> _Set task_:
Output the entries verbatim, including every line.
[Begin Stored rows]
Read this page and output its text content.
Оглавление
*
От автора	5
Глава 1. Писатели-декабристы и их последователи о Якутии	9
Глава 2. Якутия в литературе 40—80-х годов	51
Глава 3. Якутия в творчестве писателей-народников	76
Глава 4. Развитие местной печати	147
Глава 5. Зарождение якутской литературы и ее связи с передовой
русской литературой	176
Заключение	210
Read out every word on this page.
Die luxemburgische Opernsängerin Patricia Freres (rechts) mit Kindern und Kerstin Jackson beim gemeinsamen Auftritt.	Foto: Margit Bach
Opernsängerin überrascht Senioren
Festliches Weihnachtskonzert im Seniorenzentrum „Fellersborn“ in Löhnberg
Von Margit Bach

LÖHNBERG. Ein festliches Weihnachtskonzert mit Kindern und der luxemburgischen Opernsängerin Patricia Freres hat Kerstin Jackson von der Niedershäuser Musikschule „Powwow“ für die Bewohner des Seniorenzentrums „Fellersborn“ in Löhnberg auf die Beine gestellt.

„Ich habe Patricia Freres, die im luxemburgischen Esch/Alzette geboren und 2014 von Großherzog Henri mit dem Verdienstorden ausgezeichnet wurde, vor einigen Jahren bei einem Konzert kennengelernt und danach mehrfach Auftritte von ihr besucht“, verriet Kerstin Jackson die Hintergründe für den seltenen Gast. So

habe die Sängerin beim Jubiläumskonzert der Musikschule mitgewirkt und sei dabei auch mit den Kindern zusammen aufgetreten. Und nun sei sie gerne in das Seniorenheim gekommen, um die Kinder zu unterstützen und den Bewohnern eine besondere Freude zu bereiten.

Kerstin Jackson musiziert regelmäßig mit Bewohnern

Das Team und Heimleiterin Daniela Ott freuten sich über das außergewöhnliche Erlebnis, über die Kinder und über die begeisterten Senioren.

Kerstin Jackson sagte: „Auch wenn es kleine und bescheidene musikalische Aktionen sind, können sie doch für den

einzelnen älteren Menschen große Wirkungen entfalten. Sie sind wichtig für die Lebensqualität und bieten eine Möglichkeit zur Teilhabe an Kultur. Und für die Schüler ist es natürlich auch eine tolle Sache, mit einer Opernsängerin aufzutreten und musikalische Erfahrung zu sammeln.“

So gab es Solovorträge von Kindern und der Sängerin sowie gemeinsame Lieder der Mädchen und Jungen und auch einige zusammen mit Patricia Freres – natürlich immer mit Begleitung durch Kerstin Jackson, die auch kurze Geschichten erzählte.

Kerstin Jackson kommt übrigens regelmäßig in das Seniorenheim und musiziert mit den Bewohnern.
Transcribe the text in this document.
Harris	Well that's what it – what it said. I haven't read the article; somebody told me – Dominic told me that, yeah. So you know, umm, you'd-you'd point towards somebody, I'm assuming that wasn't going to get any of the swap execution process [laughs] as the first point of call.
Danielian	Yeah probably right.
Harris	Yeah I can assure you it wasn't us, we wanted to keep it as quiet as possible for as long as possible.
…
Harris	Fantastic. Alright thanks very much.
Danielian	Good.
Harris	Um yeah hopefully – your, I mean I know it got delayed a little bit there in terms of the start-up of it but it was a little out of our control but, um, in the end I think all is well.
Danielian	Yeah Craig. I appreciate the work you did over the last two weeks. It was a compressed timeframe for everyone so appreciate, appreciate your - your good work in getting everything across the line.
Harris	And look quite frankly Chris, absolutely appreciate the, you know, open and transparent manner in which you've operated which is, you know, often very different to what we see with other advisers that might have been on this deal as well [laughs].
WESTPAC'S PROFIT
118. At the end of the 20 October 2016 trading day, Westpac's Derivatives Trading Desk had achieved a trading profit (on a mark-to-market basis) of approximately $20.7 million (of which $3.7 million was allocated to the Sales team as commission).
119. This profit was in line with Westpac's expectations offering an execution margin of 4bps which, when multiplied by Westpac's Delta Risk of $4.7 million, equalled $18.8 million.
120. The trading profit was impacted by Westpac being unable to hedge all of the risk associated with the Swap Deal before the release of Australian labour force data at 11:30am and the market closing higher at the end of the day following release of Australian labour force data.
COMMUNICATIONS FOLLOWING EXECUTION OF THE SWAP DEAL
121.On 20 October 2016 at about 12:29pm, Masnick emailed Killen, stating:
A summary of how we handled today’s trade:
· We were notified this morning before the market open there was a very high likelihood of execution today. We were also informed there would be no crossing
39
[End Stored rows]
> _Solved problem_:
Read this page and output its text content.
Оглавление
*
От автора	5
Глава 1. Писатели-декабристы и их последователи о Якутии	9
Глава 2. Якутия в литературе 40—80-х годов	51
Глава 3. Якутия в творчестве писателей-народников	76
Глава 4. Развитие местной печати	147
Глава 5. Зарождение якутской литературы и ее связи с передовой
русской литературой	176
Заключение	210
Read out every word on this page.
Die luxemburgische Opernsängerin Patricia Freres (rechts) mit Kindern und Kerstin Jackson beim gemeinsamen Auftritt.	Foto: Margit Bach
Opernsängerin überrascht Senioren
Festliches Weihnachtskonzert im Seniorenzentrum „Fellersborn“ in Löhnberg
Von Margit Bach

LÖHNBERG. Ein festliches Weihnachtskonzert mit Kindern und der luxemburgischen Opernsängerin Patricia Freres hat Kerstin Jackson von der Niedershäuser Musikschule „Powwow“ für die Bewohner des Seniorenzentrums „Fellersborn“ in Löhnberg auf die Beine gestellt.

„Ich habe Patricia Freres, die im luxemburgischen Esch/Alzette geboren und 2014 von Großherzog Henri mit dem Verdienstorden ausgezeichnet wurde, vor einigen Jahren bei einem Konzert kennengelernt und danach mehrfach Auftritte von ihr besucht“, verriet Kerstin Jackson die Hintergründe für den seltenen Gast. So

habe die Sängerin beim Jubiläumskonzert der Musikschule mitgewirkt und sei dabei auch mit den Kindern zusammen aufgetreten. Und nun sei sie gerne in das Seniorenheim gekommen, um die Kinder zu unterstützen und den Bewohnern eine besondere Freude zu bereiten.

Kerstin Jackson musiziert regelmäßig mit Bewohnern

Das Team und Heimleiterin Daniela Ott freuten sich über das außergewöhnliche Erlebnis, über die Kinder und über die begeisterten Senioren.

Kerstin Jackson sagte: „Auch wenn es kleine und bescheidene musikalische Aktionen sind, können sie doch für den

einzelnen älteren Menschen große Wirkungen entfalten. Sie sind wichtig für die Lebensqualität und bieten eine Möglichkeit zur Teilhabe an Kultur. Und für die Schüler ist es natürlich auch eine tolle Sache, mit einer Opernsängerin aufzutreten und musikalische Erfahrung zu sammeln.“

So gab es Solovorträge von Kindern und der Sängerin sowie gemeinsame Lieder der Mädchen und Jungen und auch einige zusammen mit Patricia Freres – natürlich immer mit Begleitung durch Kerstin Jackson, die auch kurze Geschichten erzählte.

Kerstin Jackson kommt übrigens regelmäßig in das Seniorenheim und musiziert mit den Bewohnern.
Transcribe the text in this document.
Harris	Well that's what it – what it said. I haven't read the article; somebody told me – Dominic told me that, yeah. So you know, umm, you'd-you'd point towards somebody, I'm assuming that wasn't going to get any of the swap execution process [laughs] as the first point of call.
Danielian	Yeah probably right.
Harris	Yeah I can assure you it wasn't us, we wanted to keep it as quiet as possible for as long as possible.
…
Harris	Fantastic. Alright thanks very much.
Danielian	Good.
Harris	Um yeah hopefully – your, I mean I know it got delayed a little bit there in terms of the start-up of it but it was a little out of our control but, um, in the end I think all is well.
Danielian	Yeah Craig. I appreciate the work you did over the last two weeks. It was a compressed timeframe for everyone so appreciate, appreciate your - your good work in getting everything across the line.
Harris	And look quite frankly Chris, absolutely appreciate the, you know, open and transparent manner in which you've operated which is, you know, often very different to what we see with other advisers that might have been on this deal as well [laughs].
WESTPAC'S PROFIT
118. At the end of the 20 October 2016 trading day, Westpac's Derivatives Trading Desk had achieved a trading profit (on a mark-to-market basis) of approximately $20.7 million (of which $3.7 million was allocated to the Sales team as commission).
119. This profit was in line with Westpac's expectations offering an execution margin of 4bps which, when multiplied by Westpac's Delta Risk of $4.7 million, equalled $18.8 million.
120. The trading profit was impacted by Westpac being unable to hedge all of the risk associated with the Swap Deal before the release of Australian labour force data at 11:30am and the market closing higher at the end of the day following release of Australian labour force data.
COMMUNICATIONS FOLLOWING EXECUTION OF THE SWAP DEAL
121.On 20 October 2016 at about 12:29pm, Masnick emailed Killen, stating:
A summary of how we handled today’s trade:
· We were notified this morning before the market open there was a very high likelihood of execution today. We were also informed there would be no crossing
39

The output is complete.